THE TASK => Return each line of the listing below, unchanged, and omit the images.

(Data listing)
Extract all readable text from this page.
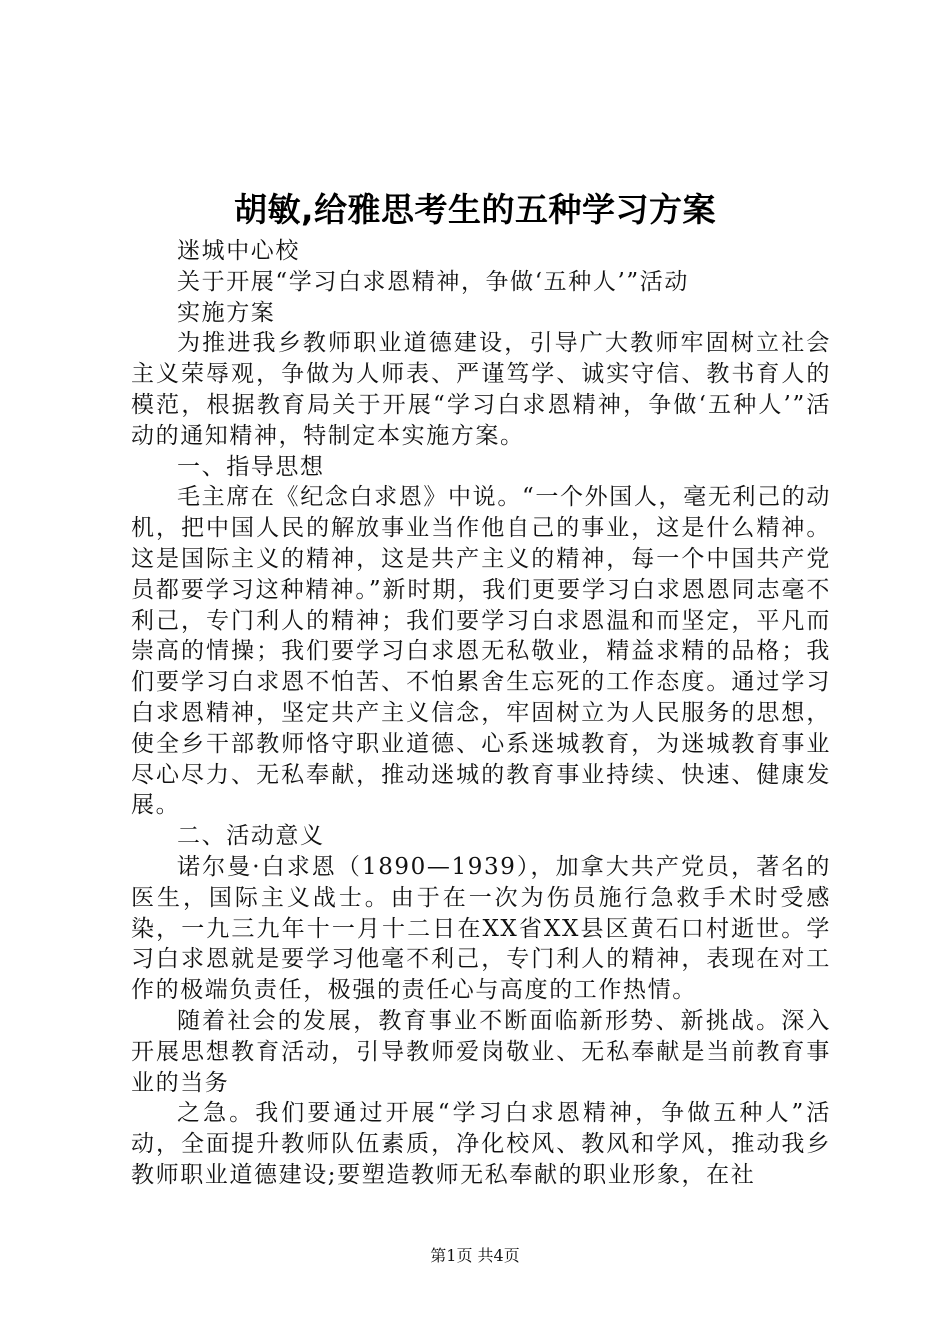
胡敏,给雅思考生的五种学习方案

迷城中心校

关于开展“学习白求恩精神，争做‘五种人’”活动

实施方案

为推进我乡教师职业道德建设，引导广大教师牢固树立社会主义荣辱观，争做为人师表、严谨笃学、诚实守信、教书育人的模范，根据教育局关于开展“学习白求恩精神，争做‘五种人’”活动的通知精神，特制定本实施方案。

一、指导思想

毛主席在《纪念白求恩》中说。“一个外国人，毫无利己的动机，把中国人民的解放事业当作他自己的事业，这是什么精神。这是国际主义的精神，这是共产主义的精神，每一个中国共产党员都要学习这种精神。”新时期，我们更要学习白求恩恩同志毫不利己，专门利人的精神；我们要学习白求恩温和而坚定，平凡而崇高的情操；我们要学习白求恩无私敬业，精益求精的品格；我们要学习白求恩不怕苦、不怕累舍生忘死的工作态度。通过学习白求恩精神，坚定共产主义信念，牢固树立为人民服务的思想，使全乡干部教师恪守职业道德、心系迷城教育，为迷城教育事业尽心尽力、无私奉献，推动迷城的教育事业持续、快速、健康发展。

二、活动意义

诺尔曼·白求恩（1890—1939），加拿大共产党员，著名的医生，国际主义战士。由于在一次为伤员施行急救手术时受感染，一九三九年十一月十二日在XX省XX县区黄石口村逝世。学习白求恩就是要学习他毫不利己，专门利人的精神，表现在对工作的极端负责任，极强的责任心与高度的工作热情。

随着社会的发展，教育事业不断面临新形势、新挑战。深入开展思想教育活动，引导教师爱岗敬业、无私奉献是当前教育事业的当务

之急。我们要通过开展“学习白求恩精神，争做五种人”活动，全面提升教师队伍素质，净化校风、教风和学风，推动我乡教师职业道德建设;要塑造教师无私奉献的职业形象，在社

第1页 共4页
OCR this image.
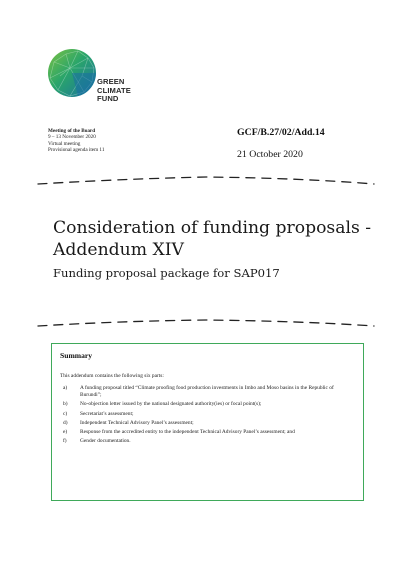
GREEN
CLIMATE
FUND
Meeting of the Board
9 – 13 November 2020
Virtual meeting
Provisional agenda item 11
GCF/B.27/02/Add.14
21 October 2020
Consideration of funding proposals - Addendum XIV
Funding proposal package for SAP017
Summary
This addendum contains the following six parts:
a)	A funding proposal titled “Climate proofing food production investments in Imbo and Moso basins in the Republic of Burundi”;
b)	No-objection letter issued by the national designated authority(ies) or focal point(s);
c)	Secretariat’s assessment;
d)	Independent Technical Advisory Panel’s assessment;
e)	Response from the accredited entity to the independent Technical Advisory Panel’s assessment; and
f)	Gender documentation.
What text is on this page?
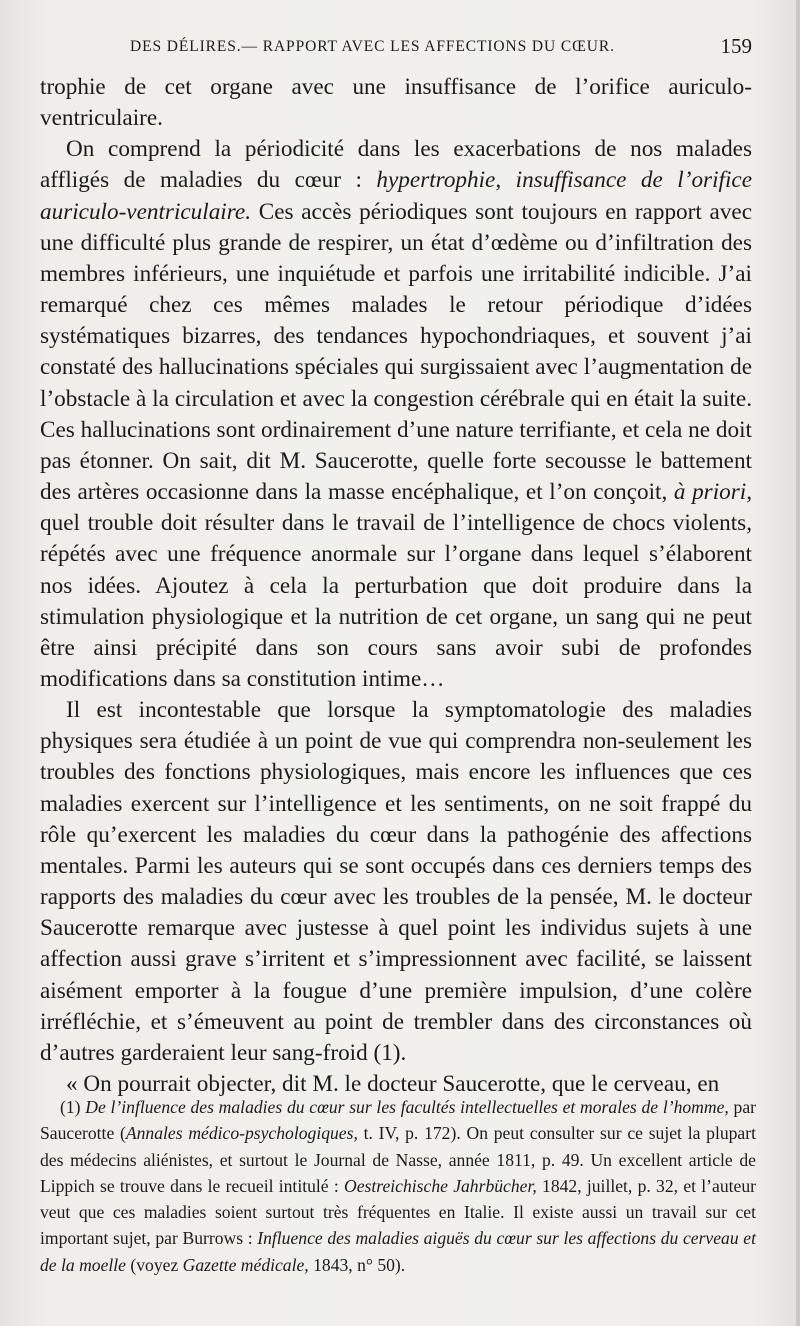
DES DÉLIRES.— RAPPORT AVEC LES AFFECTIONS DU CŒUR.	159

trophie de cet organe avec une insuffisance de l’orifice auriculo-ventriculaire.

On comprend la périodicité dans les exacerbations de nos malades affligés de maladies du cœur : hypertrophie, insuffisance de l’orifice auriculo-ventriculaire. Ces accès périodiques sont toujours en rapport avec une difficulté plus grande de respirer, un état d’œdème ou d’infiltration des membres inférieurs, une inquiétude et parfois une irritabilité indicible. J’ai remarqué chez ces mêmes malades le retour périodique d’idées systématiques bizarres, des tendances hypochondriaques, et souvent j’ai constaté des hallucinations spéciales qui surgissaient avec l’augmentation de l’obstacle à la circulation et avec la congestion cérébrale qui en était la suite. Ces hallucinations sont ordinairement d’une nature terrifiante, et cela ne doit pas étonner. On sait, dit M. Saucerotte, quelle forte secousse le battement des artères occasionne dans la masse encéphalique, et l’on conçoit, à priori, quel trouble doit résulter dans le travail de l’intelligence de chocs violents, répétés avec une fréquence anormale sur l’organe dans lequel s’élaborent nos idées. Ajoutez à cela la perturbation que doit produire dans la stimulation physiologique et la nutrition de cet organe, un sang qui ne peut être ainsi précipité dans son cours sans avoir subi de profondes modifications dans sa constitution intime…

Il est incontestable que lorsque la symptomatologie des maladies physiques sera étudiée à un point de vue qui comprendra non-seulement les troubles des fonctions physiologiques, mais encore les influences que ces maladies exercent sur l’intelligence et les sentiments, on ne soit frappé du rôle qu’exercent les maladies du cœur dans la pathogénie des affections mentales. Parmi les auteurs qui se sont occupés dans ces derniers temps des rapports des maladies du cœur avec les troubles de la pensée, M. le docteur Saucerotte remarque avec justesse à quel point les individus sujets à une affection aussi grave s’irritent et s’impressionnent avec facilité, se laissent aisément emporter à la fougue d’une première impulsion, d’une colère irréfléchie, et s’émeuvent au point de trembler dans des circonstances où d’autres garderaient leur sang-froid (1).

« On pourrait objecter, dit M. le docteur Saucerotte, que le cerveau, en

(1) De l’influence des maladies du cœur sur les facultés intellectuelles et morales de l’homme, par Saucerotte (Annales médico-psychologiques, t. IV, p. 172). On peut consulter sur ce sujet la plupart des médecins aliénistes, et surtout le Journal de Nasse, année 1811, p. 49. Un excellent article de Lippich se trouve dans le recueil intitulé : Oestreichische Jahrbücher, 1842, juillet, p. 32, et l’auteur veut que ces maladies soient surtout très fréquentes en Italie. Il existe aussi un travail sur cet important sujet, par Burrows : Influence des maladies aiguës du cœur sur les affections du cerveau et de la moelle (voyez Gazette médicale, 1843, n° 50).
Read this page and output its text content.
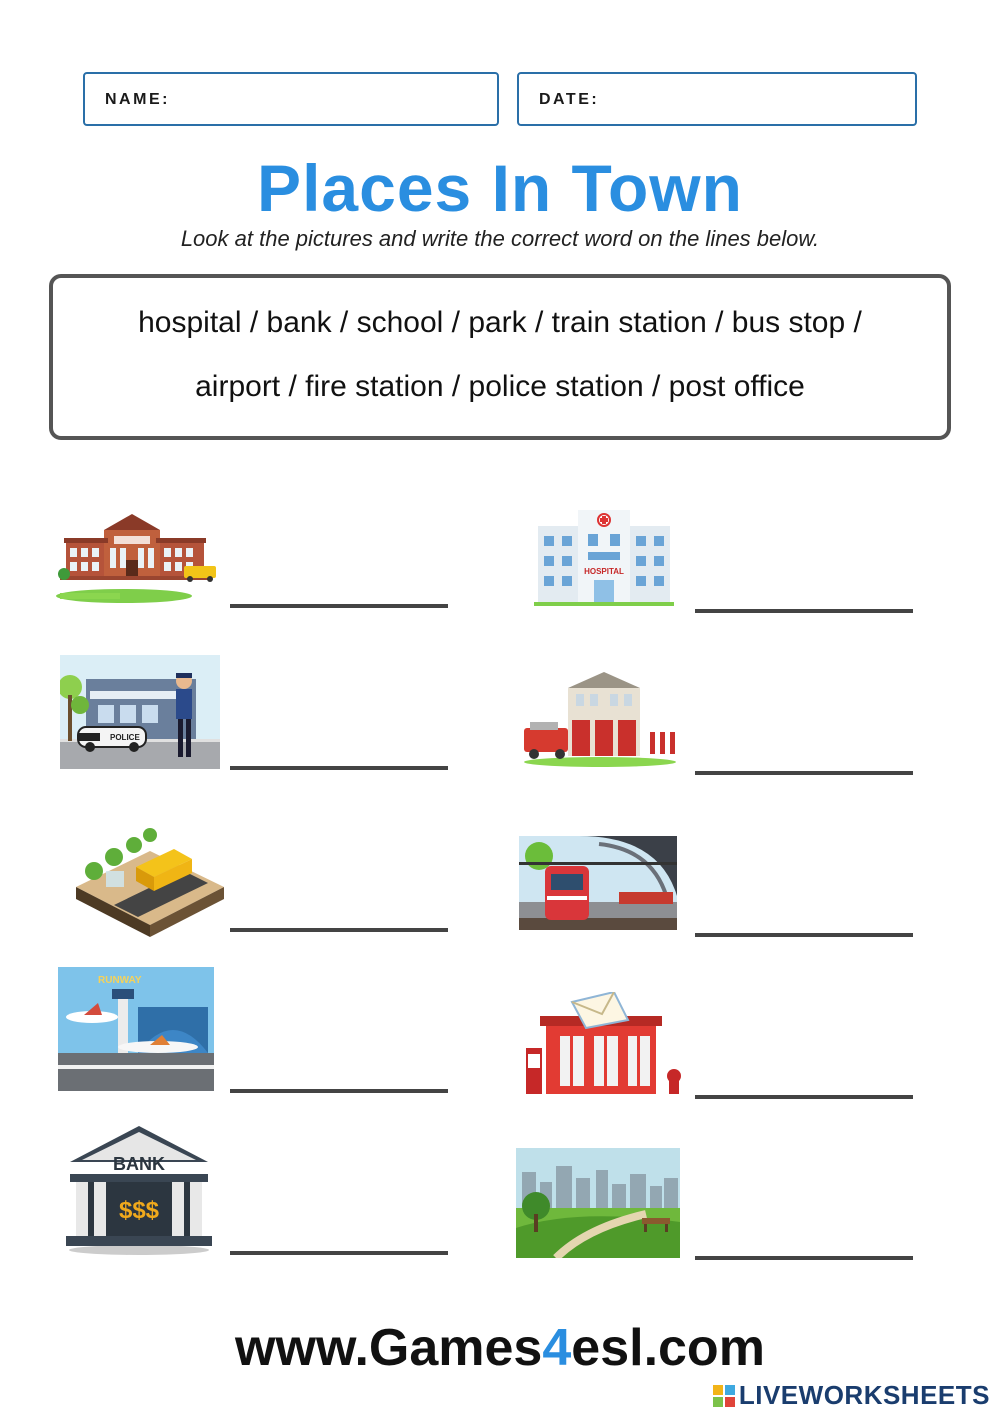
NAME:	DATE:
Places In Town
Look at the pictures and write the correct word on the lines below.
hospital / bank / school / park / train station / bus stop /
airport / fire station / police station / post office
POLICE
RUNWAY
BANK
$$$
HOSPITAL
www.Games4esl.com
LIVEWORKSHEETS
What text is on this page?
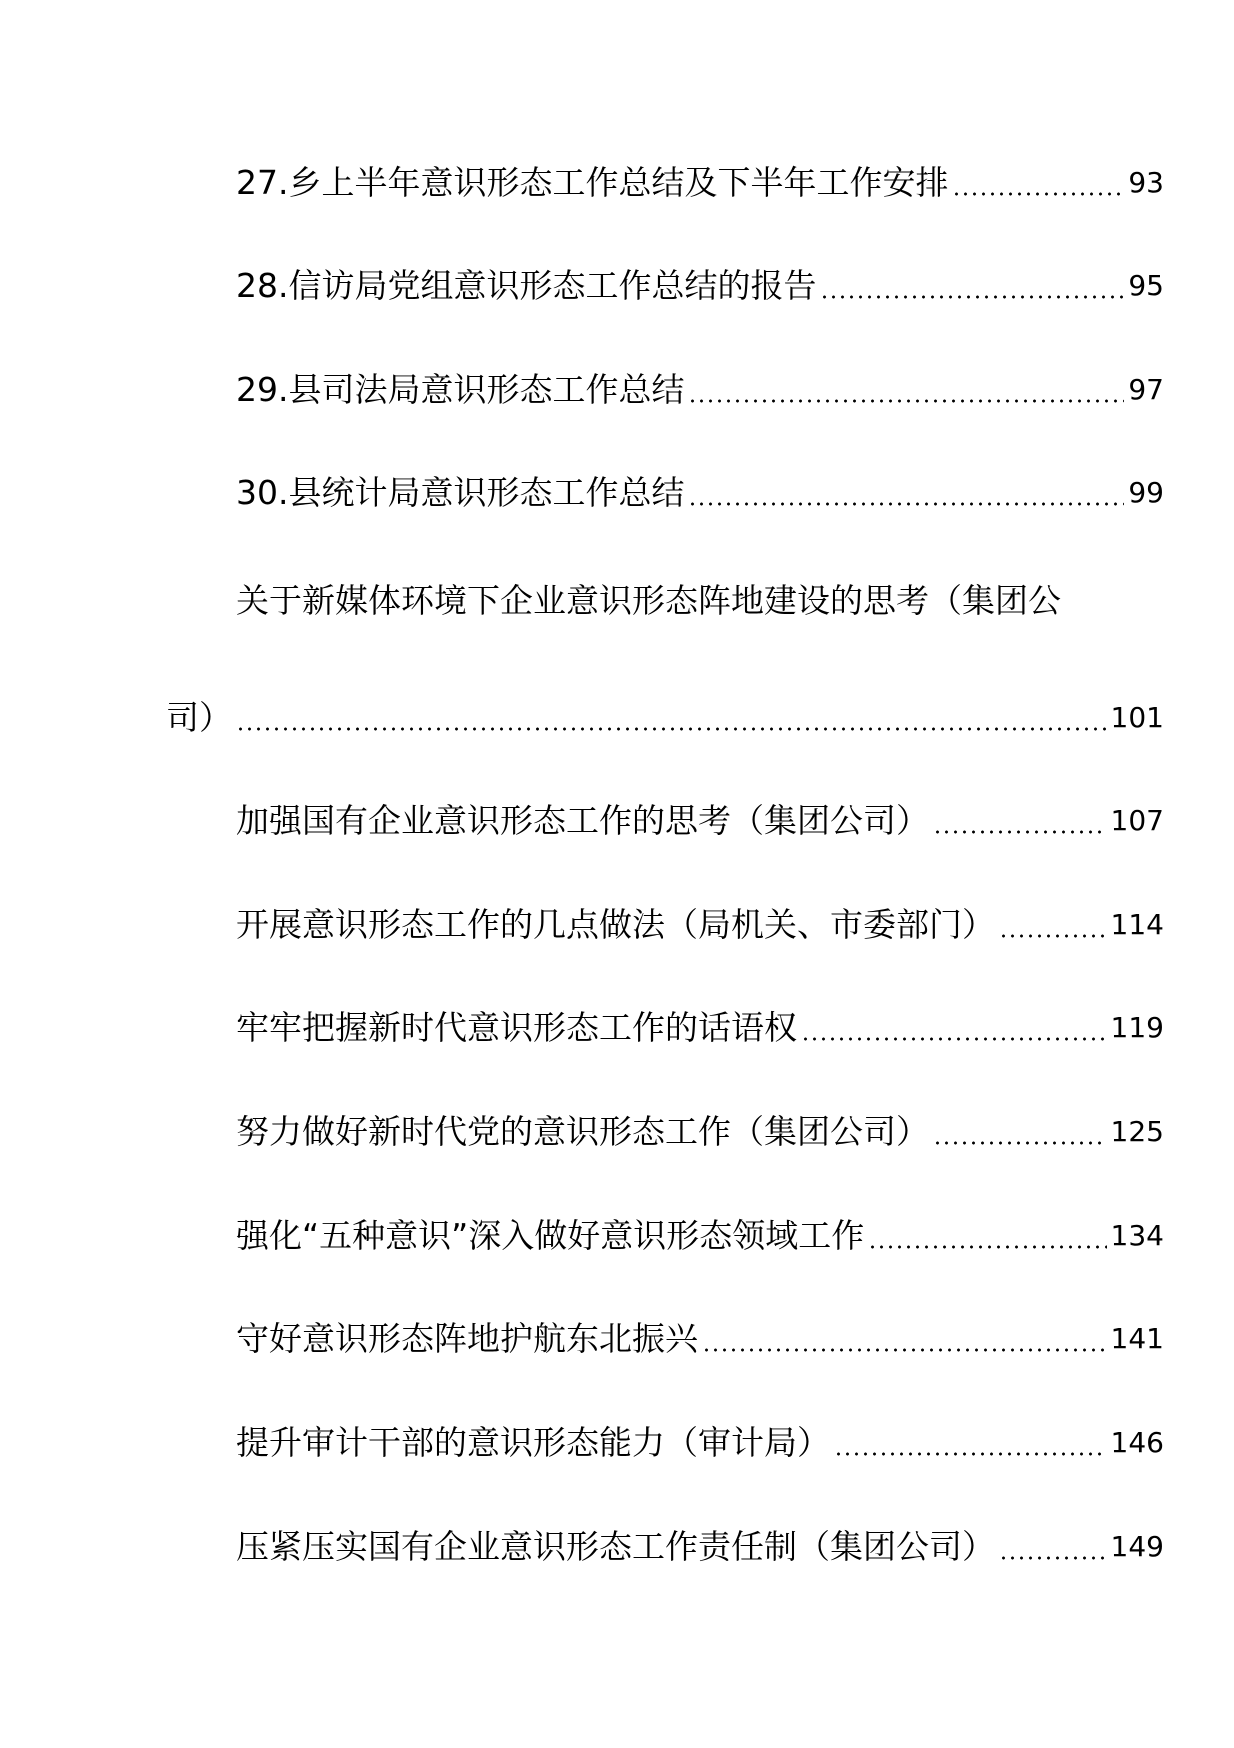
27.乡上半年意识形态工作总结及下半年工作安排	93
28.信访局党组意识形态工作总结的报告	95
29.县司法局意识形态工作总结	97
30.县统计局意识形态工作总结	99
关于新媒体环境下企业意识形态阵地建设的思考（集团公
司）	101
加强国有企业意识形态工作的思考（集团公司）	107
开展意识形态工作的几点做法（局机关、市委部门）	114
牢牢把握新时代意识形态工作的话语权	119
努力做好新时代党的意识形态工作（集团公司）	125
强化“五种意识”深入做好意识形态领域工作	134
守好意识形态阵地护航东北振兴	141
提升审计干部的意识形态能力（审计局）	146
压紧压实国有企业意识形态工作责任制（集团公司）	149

SOLUTION FOR THIS PROBLEM =>
Extract all readable text from this page.
胡敏,给雅思考生的五种学习方案

迷城中心校

关于开展“学习白求恩精神，争做‘五种人’”活动

实施方案

为推进我乡教师职业道德建设，引导广大教师牢固树立社会主义荣辱观，争做为人师表、严谨笃学、诚实守信、教书育人的模范，根据教育局关于开展“学习白求恩精神，争做‘五种人’”活动的通知精神，特制定本实施方案。

一、指导思想

毛主席在《纪念白求恩》中说。“一个外国人，毫无利己的动机，把中国人民的解放事业当作他自己的事业，这是什么精神。这是国际主义的精神，这是共产主义的精神，每一个中国共产党员都要学习这种精神。”新时期，我们更要学习白求恩恩同志毫不利己，专门利人的精神；我们要学习白求恩温和而坚定，平凡而崇高的情操；我们要学习白求恩无私敬业，精益求精的品格；我们要学习白求恩不怕苦、不怕累舍生忘死的工作态度。通过学习白求恩精神，坚定共产主义信念，牢固树立为人民服务的思想，使全乡干部教师恪守职业道德、心系迷城教育，为迷城教育事业尽心尽力、无私奉献，推动迷城的教育事业持续、快速、健康发展。

二、活动意义

诺尔曼·白求恩（1890—1939），加拿大共产党员，著名的医生，国际主义战士。由于在一次为伤员施行急救手术时受感染，一九三九年十一月十二日在XX省XX县区黄石口村逝世。学习白求恩就是要学习他毫不利己，专门利人的精神，表现在对工作的极端负责任，极强的责任心与高度的工作热情。

随着社会的发展，教育事业不断面临新形势、新挑战。深入开展思想教育活动，引导教师爱岗敬业、无私奉献是当前教育事业的当务

之急。我们要通过开展“学习白求恩精神，争做五种人”活动，全面提升教师队伍素质，净化校风、教风和学风，推动我乡教师职业道德建设;要塑造教师无私奉献的职业形象，在社

第1页 共4页
OCR this image.
GREEN
CLIMATE
FUND
Meeting of the Board
9 – 13 November 2020
Virtual meeting
Provisional agenda item 11
GCF/B.27/02/Add.14
21 October 2020
Consideration of funding proposals - Addendum XIV
Funding proposal package for SAP017
Summary
This addendum contains the following six parts:
a)	A funding proposal titled “Climate proofing food production investments in Imbo and Moso basins in the Republic of Burundi”;
b)	No-objection letter issued by the national designated authority(ies) or focal point(s);
c)	Secretariat’s assessment;
d)	Independent Technical Advisory Panel’s assessment;
e)	Response from the accredited entity to the independent Technical Advisory Panel’s assessment; and
f)	Gender documentation.
What text is on this page?
DES DÉLIRES.— RAPPORT AVEC LES AFFECTIONS DU CŒUR.	159

trophie de cet organe avec une insuffisance de l’orifice auriculo-ventriculaire.

On comprend la périodicité dans les exacerbations de nos malades affligés de maladies du cœur : hypertrophie, insuffisance de l’orifice auriculo-ventriculaire. Ces accès périodiques sont toujours en rapport avec une difficulté plus grande de respirer, un état d’œdème ou d’infiltration des membres inférieurs, une inquiétude et parfois une irritabilité indicible. J’ai remarqué chez ces mêmes malades le retour périodique d’idées systématiques bizarres, des tendances hypochondriaques, et souvent j’ai constaté des hallucinations spéciales qui surgissaient avec l’augmentation de l’obstacle à la circulation et avec la congestion cérébrale qui en était la suite. Ces hallucinations sont ordinairement d’une nature terrifiante, et cela ne doit pas étonner. On sait, dit M. Saucerotte, quelle forte secousse le battement des artères occasionne dans la masse encéphalique, et l’on conçoit, à priori, quel trouble doit résulter dans le travail de l’intelligence de chocs violents, répétés avec une fréquence anormale sur l’organe dans lequel s’élaborent nos idées. Ajoutez à cela la perturbation que doit produire dans la stimulation physiologique et la nutrition de cet organe, un sang qui ne peut être ainsi précipité dans son cours sans avoir subi de profondes modifications dans sa constitution intime…

Il est incontestable que lorsque la symptomatologie des maladies physiques sera étudiée à un point de vue qui comprendra non-seulement les troubles des fonctions physiologiques, mais encore les influences que ces maladies exercent sur l’intelligence et les sentiments, on ne soit frappé du rôle qu’exercent les maladies du cœur dans la pathogénie des affections mentales. Parmi les auteurs qui se sont occupés dans ces derniers temps des rapports des maladies du cœur avec les troubles de la pensée, M. le docteur Saucerotte remarque avec justesse à quel point les individus sujets à une affection aussi grave s’irritent et s’impressionnent avec facilité, se laissent aisément emporter à la fougue d’une première impulsion, d’une colère irréfléchie, et s’émeuvent au point de trembler dans des circonstances où d’autres garderaient leur sang-froid (1).

« On pourrait objecter, dit M. le docteur Saucerotte, que le cerveau, en

(1) De l’influence des maladies du cœur sur les facultés intellectuelles et morales de l’homme, par Saucerotte (Annales médico-psychologiques, t. IV, p. 172). On peut consulter sur ce sujet la plupart des médecins aliénistes, et surtout le Journal de Nasse, année 1811, p. 49. Un excellent article de Lippich se trouve dans le recueil intitulé : Oestreichische Jahrbücher, 1842, juillet, p. 32, et l’auteur veut que ces maladies soient surtout très fréquentes en Italie. Il existe aussi un travail sur cet important sujet, par Burrows : Influence des maladies aiguës du cœur sur les affections du cerveau et de la moelle (voyez Gazette médicale, 1843, n° 50).
Read this page and output its text content.
NAME:	DATE:
Places In Town
Look at the pictures and write the correct word on the lines below.
hospital / bank / school / park / train station / bus stop /
airport / fire station / police station / post office
POLICE
RUNWAY
BANK
$$$
HOSPITAL
www.Games4esl.com
LIVEWORKSHEETS
What text is on this page?
27.乡上半年意识形态工作总结及下半年工作安排	93
28.信访局党组意识形态工作总结的报告	95
29.县司法局意识形态工作总结	97
30.县统计局意识形态工作总结	99
关于新媒体环境下企业意识形态阵地建设的思考（集团公
司）	101
加强国有企业意识形态工作的思考（集团公司）	107
开展意识形态工作的几点做法（局机关、市委部门）	114
牢牢把握新时代意识形态工作的话语权	119
努力做好新时代党的意识形态工作（集团公司）	125
强化“五种意识”深入做好意识形态领域工作	134
守好意识形态阵地护航东北振兴	141
提升审计干部的意识形态能力（审计局）	146
压紧压实国有企业意识形态工作责任制（集团公司）	149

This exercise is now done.